### Given request
Go through the material and write it all out exactly, minus the pictures.
——————
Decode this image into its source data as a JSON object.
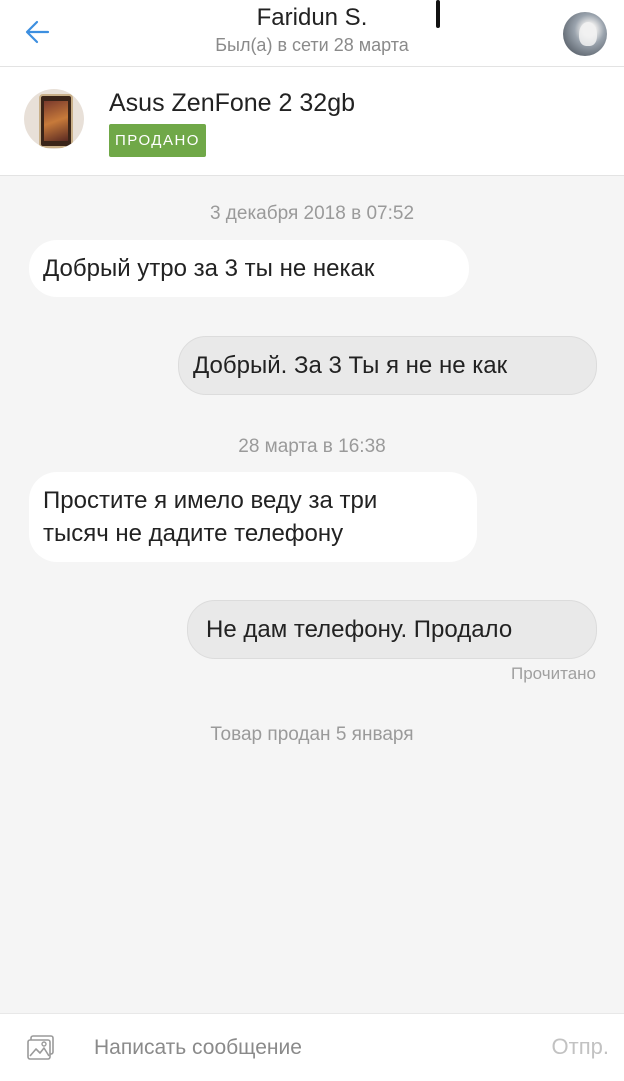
{
  "header": {
    "title": "Faridun S.",
    "status": "Был(а) в сети 28 марта",
    "back_icon": "arrow-left-icon",
    "accent_color": "#3d8fe0"
  },
  "product": {
    "title": "Asus ZenFone 2 32gb",
    "badge": "ПРОДАНО",
    "badge_color": "#70a848"
  },
  "chat": {
    "date1": "3 декабря 2018 в 07:52",
    "msg1": "Добрый утро за 3 ты не некак",
    "msg2": "Добрый. За 3 Ты я не не как",
    "date2": "28 марта в 16:38",
    "msg3_line1": "Простите я имело веду за три",
    "msg3_line2": "тысяч не дадите телефону",
    "msg4": "Не дам телефону. Продало",
    "read_receipt": "Прочитано",
    "system_notice": "Товар продан 5 января"
  },
  "composer": {
    "placeholder": "Написать сообщение",
    "send_label": "Отпр.",
    "attach_icon": "image-icon"
  }
}
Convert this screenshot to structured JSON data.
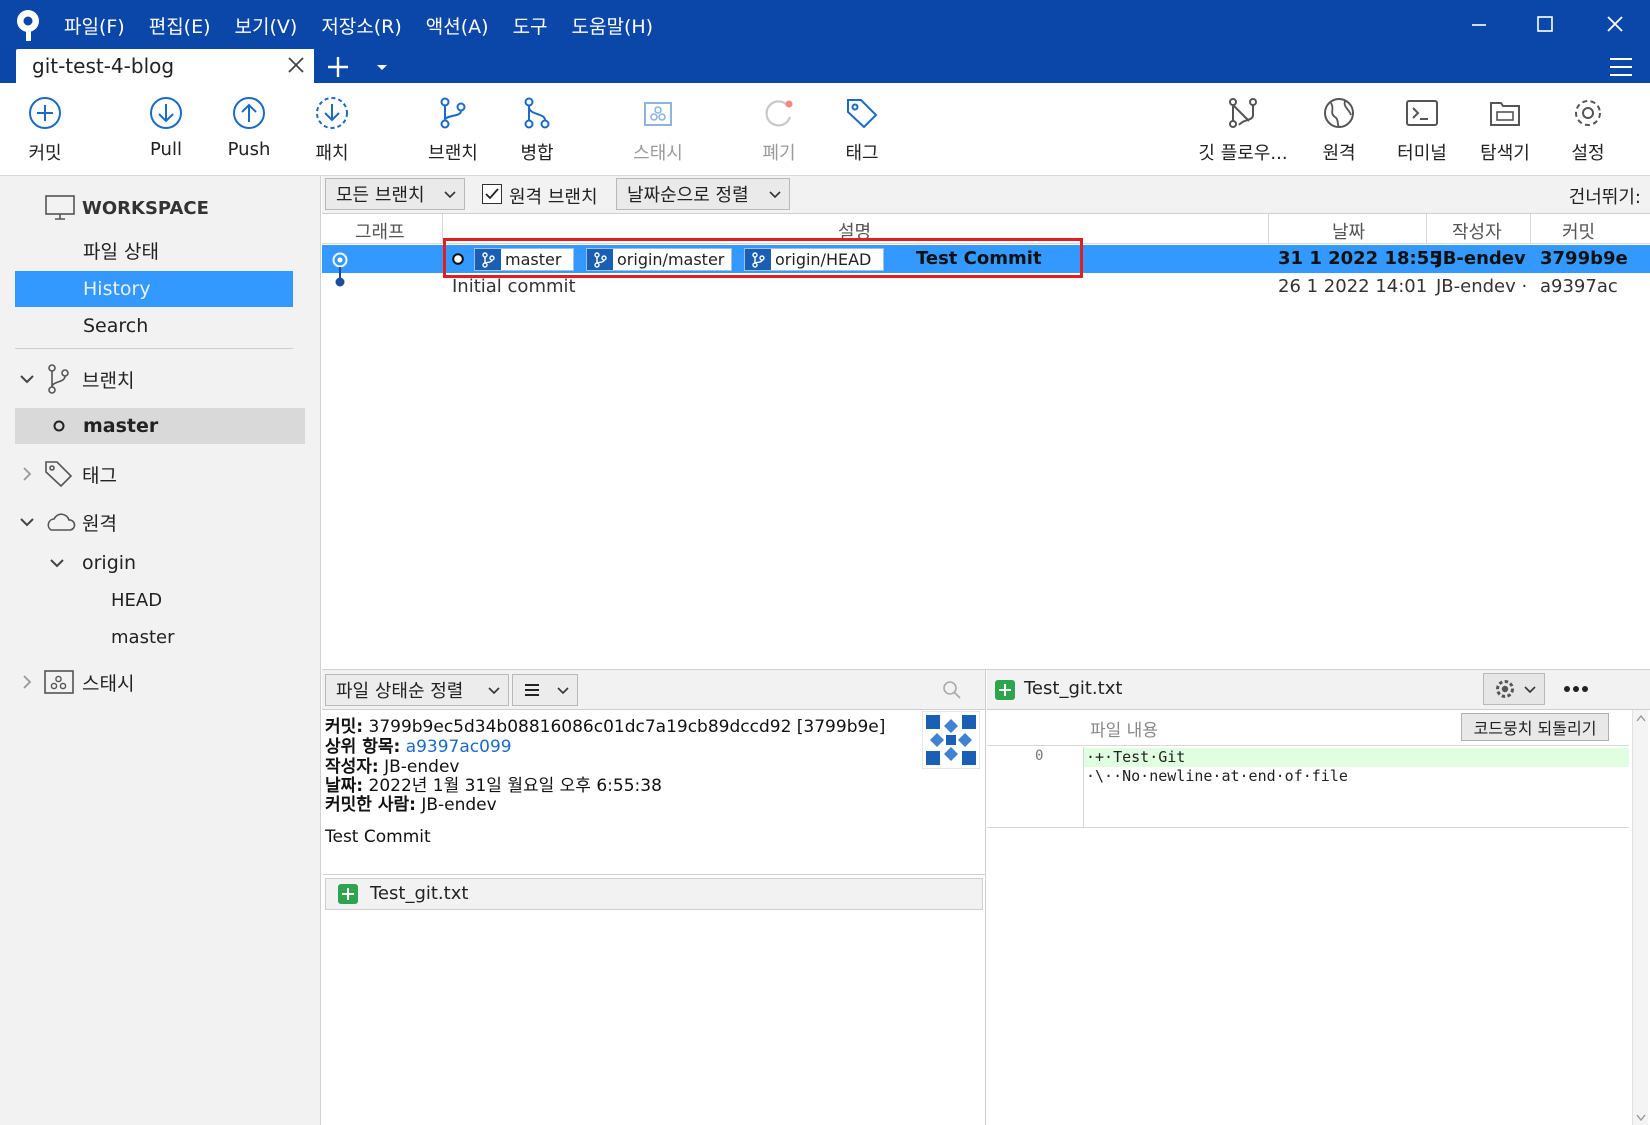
——————
### Response for this exercise
Decode this image into its source data as a JSON object.
{
  "header": {
    "title": "Faridun S.",
    "status": "Был(а) в сети 28 марта",
    "back_icon": "arrow-left-icon",
    "accent_color": "#3d8fe0"
  },
  "product": {
    "title": "Asus ZenFone 2 32gb",
    "badge": "ПРОДАНО",
    "badge_color": "#70a848"
  },
  "chat": {
    "date1": "3 декабря 2018 в 07:52",
    "msg1": "Добрый утро за 3 ты не некак",
    "msg2": "Добрый. За 3 Ты я не не как",
    "date2": "28 марта в 16:38",
    "msg3_line1": "Простите я имело веду за три",
    "msg3_line2": "тысяч не дадите телефону",
    "msg4": "Не дам телефону. Продало",
    "read_receipt": "Прочитано",
    "system_notice": "Товар продан 5 января"
  },
  "composer": {
    "placeholder": "Написать сообщение",
    "send_label": "Отпр.",
    "attach_icon": "image-icon"
  }
}
Convert this screenshot to structured JSON data.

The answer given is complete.